● **Work required**:
Find the lines holding the word "elit" and collect them.

● **Material provided**:
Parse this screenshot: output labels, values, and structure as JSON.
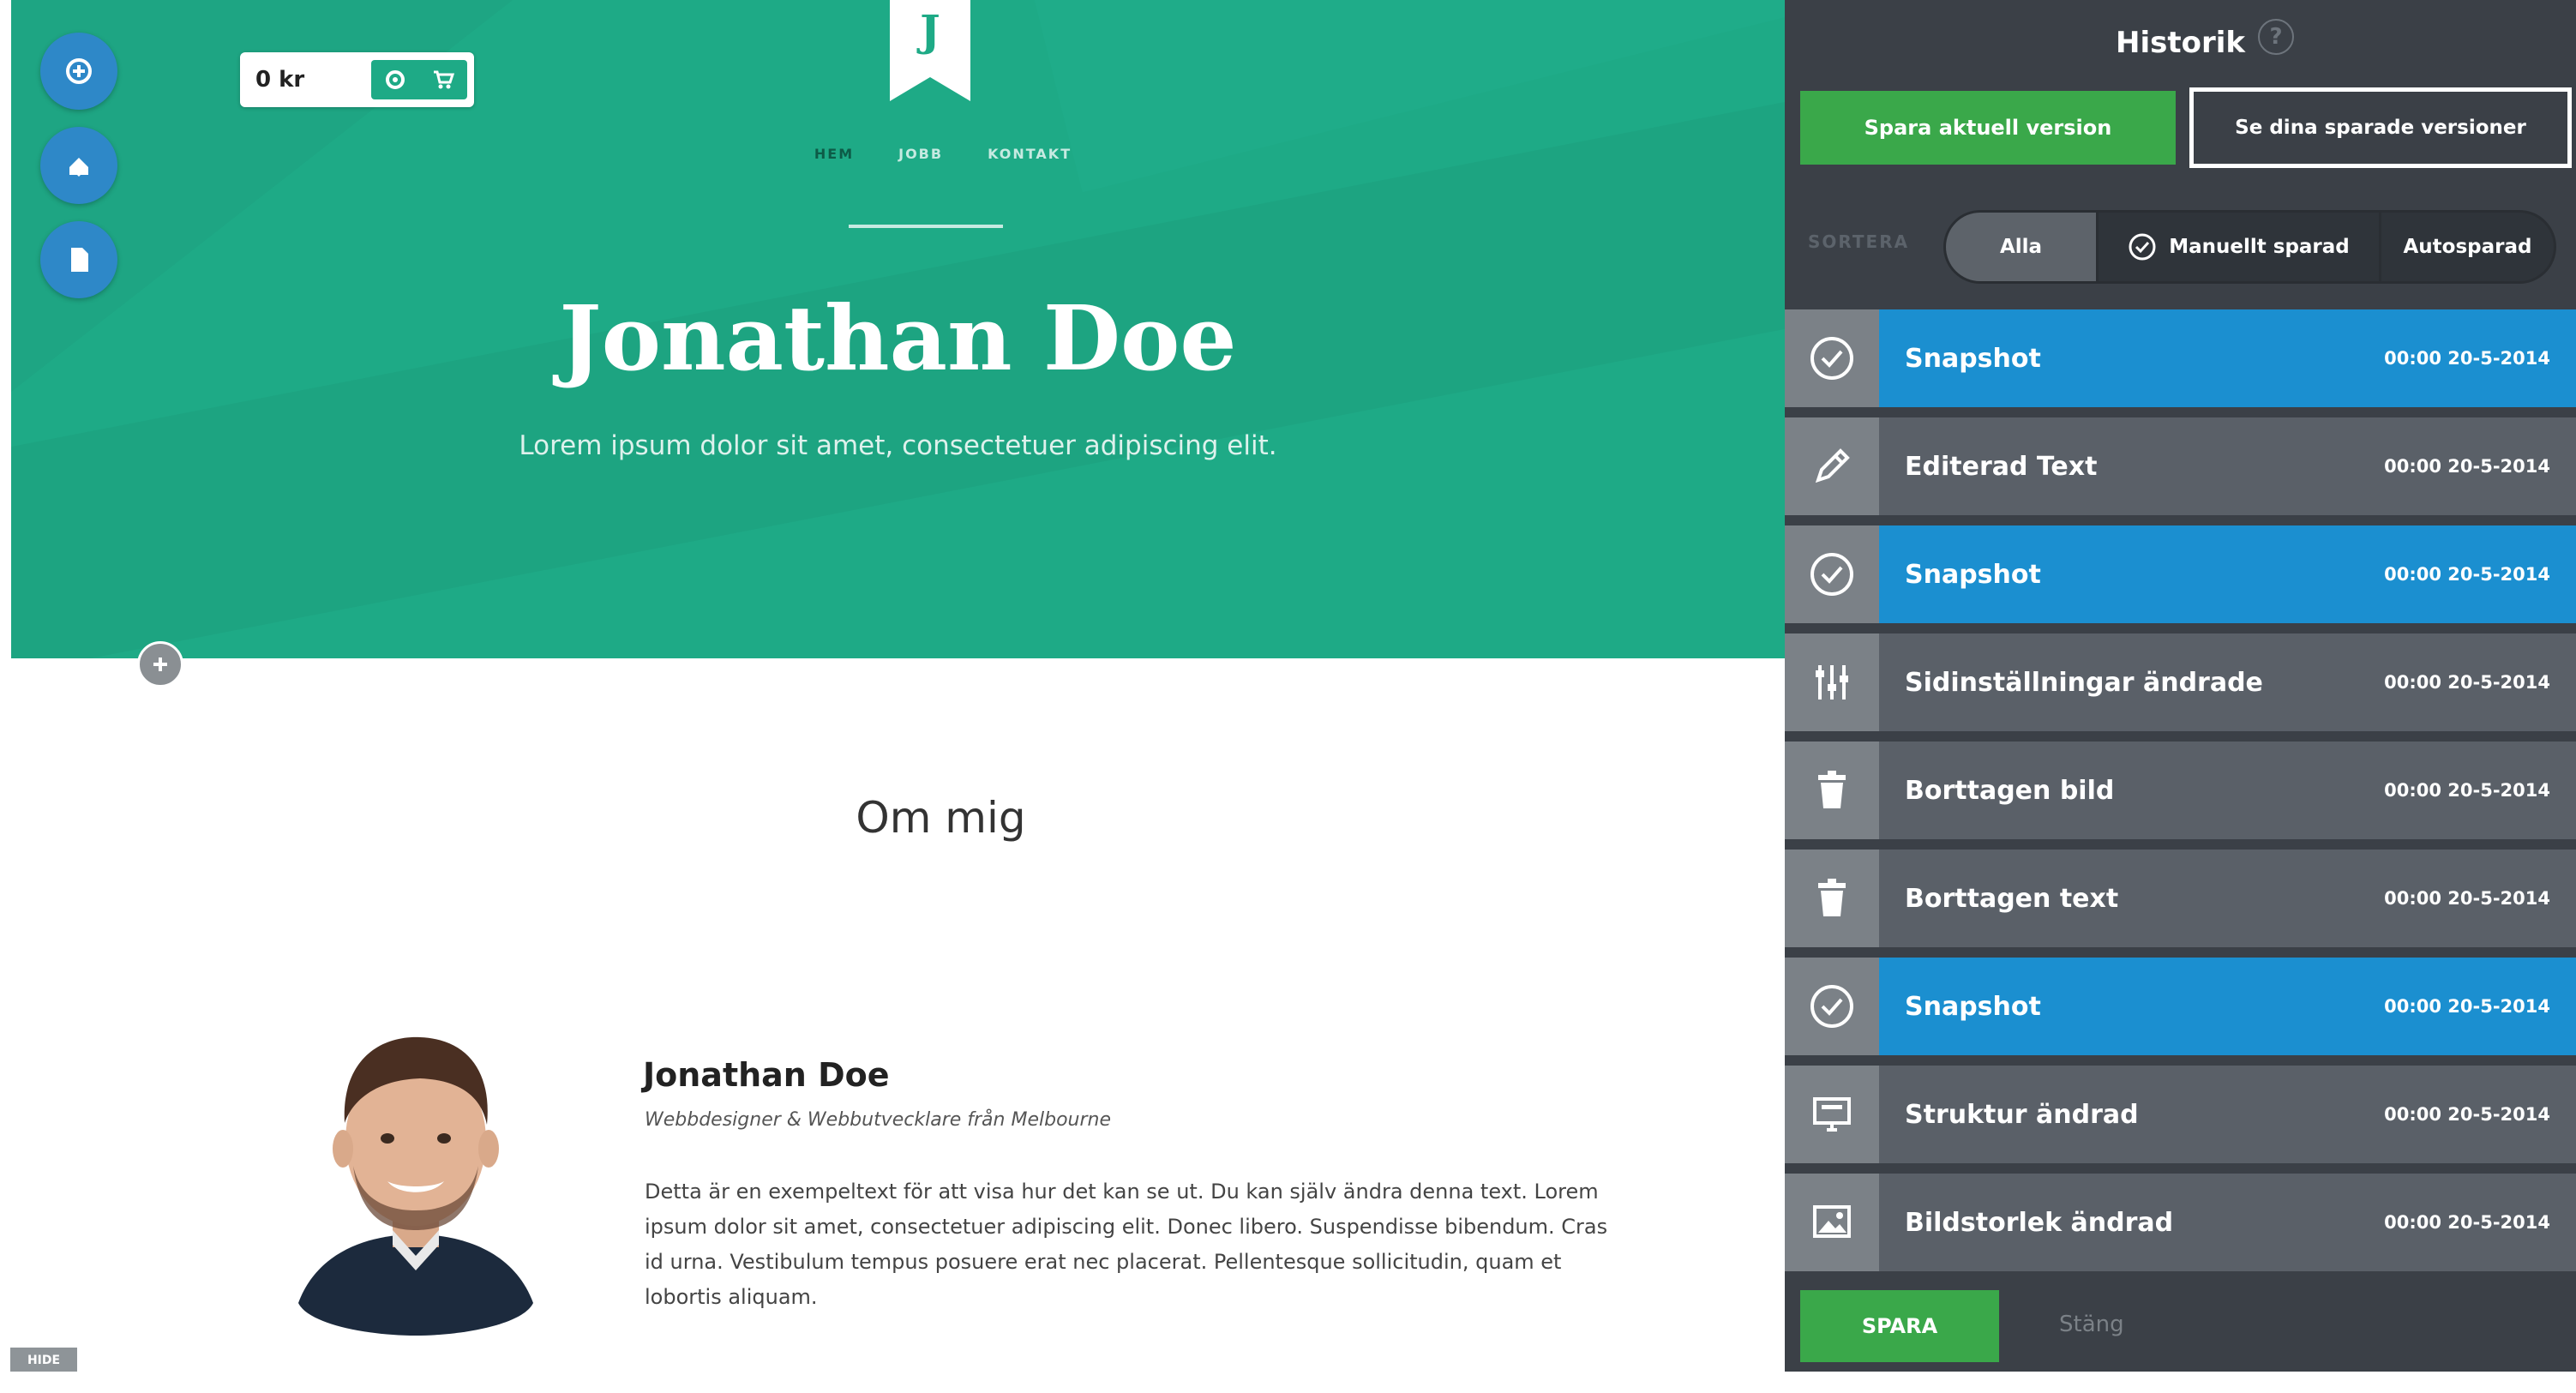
{
  "colors": {
    "hero_green": "#1eaa86",
    "panel_dark": "#3b4047",
    "snapshot_blue": "#1b8fd0",
    "action_green": "#3aa84a",
    "fab_blue": "#2e88c8"
  },
  "editor": {
    "tool_buttons": [
      {
        "icon": "plus-circle-icon"
      },
      {
        "icon": "paint-bucket-icon"
      },
      {
        "icon": "page-icon"
      }
    ],
    "cart": {
      "amount": "0 kr",
      "icons": [
        "gear-icon",
        "cart-icon"
      ]
    },
    "logo_letter": "J",
    "nav": [
      "HEM",
      "JOBB",
      "KONTAKT"
    ],
    "hero_title": "Jonathan Doe",
    "hero_subtitle": "Lorem ipsum dolor sit amet, consectetuer adipiscing elit.",
    "about_heading": "Om mig",
    "profile": {
      "name": "Jonathan Doe",
      "role": "Webbdesigner & Webbutvecklare från Melbourne",
      "bio": "Detta är en exempeltext för att visa hur det kan se ut. Du kan själv ändra denna text. Lorem ipsum dolor sit amet, consectetuer adipiscing elit. Donec libero. Suspendisse bibendum. Cras id urna. Vestibulum tempus posuere erat nec placerat. Pellentesque sollicitudin, quam et lobortis aliquam."
    },
    "corner_tag": "HIDE"
  },
  "panel": {
    "title": "Historik",
    "help": "?",
    "save_version_label": "Spara aktuell version",
    "saved_versions_label": "Se dina sparade versioner",
    "sort_label": "SORTERA",
    "sort_options": [
      "Alla",
      "Manuellt sparad",
      "Autosparad"
    ],
    "sort_selected": "Alla",
    "history": [
      {
        "label": "Snapshot",
        "time": "00:00 20-5-2014",
        "icon": "check-circle-icon",
        "type": "snapshot"
      },
      {
        "label": "Editerad Text",
        "time": "00:00 20-5-2014",
        "icon": "pencil-icon",
        "type": "edit"
      },
      {
        "label": "Snapshot",
        "time": "00:00 20-5-2014",
        "icon": "check-circle-icon",
        "type": "snapshot"
      },
      {
        "label": "Sidinställningar ändrade",
        "time": "00:00 20-5-2014",
        "icon": "sliders-icon",
        "type": "edit"
      },
      {
        "label": "Borttagen bild",
        "time": "00:00 20-5-2014",
        "icon": "trash-icon",
        "type": "edit"
      },
      {
        "label": "Borttagen text",
        "time": "00:00 20-5-2014",
        "icon": "trash-icon",
        "type": "edit"
      },
      {
        "label": "Snapshot",
        "time": "00:00 20-5-2014",
        "icon": "check-circle-icon",
        "type": "snapshot"
      },
      {
        "label": "Struktur ändrad",
        "time": "00:00 20-5-2014",
        "icon": "monitor-icon",
        "type": "edit"
      },
      {
        "label": "Bildstorlek ändrad",
        "time": "00:00 20-5-2014",
        "icon": "image-icon",
        "type": "edit"
      }
    ],
    "spara_label": "SPARA",
    "stang_label": "Stäng"
  }
}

● **In response**:
    "hero_subtitle": "Lorem ipsum dolor sit amet, consectetuer adipiscing elit.",
      "bio": "Detta är en exempeltext för att visa hur det kan se ut. Du kan själv ändra denna text. Lorem ipsum dolor sit amet, consectetuer adipiscing elit. Donec libero. Suspendisse bibendum. Cras id urna. Vestibulum tempus posuere erat nec placerat. Pellentesque sollicitudin, quam et lobortis aliquam."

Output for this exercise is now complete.